Data provided:
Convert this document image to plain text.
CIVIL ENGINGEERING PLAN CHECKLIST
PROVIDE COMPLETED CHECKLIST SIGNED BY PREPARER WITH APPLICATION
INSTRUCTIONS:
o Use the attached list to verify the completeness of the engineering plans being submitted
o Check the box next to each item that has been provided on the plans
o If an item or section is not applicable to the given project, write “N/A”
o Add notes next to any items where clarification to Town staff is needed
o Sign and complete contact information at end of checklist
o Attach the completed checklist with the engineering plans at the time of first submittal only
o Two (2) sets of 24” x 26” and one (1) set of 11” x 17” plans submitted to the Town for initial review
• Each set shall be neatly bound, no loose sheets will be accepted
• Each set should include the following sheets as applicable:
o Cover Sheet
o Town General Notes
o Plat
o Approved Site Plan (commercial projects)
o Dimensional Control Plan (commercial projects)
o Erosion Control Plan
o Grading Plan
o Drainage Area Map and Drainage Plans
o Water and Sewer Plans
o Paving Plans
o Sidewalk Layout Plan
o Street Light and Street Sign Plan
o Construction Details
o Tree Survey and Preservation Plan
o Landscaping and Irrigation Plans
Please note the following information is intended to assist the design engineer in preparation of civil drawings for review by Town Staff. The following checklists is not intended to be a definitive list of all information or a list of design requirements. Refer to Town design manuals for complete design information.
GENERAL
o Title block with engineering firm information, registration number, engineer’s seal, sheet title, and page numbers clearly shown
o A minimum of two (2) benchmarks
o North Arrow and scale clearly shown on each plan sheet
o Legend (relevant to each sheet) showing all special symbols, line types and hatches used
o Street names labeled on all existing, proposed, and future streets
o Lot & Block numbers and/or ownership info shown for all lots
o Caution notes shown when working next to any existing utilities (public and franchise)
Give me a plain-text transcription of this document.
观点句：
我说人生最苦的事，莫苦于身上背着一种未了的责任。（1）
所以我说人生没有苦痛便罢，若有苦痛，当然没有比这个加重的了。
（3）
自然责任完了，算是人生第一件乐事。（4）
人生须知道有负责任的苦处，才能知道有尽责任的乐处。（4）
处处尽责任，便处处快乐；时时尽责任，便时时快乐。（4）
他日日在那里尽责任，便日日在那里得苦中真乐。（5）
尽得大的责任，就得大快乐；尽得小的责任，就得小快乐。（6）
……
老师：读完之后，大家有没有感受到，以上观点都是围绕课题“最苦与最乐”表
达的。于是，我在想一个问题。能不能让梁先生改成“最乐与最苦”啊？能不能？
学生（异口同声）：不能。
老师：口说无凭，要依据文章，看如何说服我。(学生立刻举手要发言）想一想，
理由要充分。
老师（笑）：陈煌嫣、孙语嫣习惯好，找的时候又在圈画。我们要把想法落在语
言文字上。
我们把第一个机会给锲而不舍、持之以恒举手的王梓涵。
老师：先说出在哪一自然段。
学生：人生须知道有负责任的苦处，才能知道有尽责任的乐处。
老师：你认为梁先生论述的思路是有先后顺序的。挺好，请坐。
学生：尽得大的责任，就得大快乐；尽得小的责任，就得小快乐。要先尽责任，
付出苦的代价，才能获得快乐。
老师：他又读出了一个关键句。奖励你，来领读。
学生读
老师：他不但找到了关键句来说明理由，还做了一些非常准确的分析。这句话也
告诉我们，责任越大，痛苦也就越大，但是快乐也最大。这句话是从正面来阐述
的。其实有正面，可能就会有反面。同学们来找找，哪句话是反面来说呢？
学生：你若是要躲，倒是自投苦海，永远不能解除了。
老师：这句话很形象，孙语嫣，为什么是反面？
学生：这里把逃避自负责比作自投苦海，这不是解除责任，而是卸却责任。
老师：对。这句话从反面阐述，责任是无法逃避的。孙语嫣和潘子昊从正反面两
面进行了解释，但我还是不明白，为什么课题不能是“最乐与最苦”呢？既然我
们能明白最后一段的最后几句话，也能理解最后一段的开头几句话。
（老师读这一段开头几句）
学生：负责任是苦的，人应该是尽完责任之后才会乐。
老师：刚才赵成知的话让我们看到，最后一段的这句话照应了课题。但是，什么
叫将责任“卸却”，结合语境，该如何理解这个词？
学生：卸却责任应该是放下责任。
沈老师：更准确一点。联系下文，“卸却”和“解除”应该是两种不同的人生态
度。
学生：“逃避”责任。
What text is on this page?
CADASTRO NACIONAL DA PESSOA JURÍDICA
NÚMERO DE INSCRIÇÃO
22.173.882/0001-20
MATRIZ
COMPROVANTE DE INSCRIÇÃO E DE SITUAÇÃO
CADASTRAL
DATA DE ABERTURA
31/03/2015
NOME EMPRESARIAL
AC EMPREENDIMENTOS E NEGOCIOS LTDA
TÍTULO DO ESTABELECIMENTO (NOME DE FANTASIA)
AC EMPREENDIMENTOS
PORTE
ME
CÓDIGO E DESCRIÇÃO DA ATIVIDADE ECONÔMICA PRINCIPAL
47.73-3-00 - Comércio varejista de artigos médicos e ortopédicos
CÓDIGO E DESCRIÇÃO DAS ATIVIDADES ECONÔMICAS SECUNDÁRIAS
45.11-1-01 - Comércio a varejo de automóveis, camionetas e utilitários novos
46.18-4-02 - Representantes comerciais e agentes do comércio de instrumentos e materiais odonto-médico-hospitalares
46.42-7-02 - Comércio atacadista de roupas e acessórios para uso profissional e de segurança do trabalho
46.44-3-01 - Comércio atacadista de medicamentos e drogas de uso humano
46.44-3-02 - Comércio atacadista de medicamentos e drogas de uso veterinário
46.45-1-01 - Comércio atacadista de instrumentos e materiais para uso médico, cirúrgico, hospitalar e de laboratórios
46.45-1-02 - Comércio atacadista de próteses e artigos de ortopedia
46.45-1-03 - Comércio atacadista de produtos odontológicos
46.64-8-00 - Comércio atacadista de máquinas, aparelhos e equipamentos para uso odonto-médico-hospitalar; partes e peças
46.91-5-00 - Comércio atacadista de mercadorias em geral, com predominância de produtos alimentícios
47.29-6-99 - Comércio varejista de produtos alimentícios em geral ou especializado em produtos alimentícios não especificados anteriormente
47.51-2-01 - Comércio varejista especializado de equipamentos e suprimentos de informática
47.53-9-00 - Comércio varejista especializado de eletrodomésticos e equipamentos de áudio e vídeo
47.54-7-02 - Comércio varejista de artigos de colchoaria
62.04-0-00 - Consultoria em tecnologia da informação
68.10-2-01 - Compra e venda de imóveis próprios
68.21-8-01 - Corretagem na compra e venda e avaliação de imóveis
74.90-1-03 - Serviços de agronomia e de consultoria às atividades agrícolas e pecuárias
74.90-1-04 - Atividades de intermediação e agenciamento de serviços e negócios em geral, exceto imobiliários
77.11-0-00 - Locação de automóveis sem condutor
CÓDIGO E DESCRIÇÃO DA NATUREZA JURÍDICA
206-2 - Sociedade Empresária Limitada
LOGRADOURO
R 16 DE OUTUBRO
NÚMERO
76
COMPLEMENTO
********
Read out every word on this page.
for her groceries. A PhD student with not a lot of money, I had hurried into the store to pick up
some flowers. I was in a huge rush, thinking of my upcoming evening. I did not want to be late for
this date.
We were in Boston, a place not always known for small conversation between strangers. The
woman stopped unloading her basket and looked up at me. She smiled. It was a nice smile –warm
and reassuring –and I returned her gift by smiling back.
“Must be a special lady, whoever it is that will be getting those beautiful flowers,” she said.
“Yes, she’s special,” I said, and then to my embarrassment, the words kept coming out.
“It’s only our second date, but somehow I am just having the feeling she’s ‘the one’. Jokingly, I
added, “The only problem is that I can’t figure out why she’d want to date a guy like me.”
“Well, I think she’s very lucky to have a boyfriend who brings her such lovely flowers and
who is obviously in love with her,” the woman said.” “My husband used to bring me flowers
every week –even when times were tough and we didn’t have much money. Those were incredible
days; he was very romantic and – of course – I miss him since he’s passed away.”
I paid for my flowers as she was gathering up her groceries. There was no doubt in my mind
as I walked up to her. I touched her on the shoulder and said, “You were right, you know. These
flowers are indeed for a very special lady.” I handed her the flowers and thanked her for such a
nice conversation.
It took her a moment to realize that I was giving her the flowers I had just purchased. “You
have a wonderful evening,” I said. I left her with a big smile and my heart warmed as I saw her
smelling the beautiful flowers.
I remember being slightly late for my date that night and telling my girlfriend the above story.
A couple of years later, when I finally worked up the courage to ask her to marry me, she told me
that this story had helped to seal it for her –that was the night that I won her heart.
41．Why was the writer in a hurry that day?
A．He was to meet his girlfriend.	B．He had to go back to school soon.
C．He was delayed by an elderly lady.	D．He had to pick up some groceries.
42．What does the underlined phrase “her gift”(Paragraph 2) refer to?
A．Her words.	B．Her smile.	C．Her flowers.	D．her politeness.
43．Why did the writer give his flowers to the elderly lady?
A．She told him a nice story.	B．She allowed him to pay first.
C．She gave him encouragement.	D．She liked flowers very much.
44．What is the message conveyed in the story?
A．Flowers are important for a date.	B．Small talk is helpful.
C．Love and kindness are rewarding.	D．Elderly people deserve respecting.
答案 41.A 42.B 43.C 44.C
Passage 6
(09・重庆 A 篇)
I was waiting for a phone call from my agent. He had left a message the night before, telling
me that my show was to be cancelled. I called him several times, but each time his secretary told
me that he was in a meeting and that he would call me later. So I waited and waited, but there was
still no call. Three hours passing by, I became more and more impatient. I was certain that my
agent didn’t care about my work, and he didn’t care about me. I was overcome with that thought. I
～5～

Written request:
Find every line above that contains the word "Town", and return each one.

Result for this task:
o Add notes next to any items where clarification to Town staff is needed
o Two (2) sets of 24” x 26” and one (1) set of 11” x 17” plans submitted to the Town for initial review
o Town General Notes
Please note the following information is intended to assist the design engineer in preparation of civil drawings for review by Town Staff. The following checklists is not intended to be a definitive list of all information or a list of design requirements. Refer to Town design manuals for complete design information.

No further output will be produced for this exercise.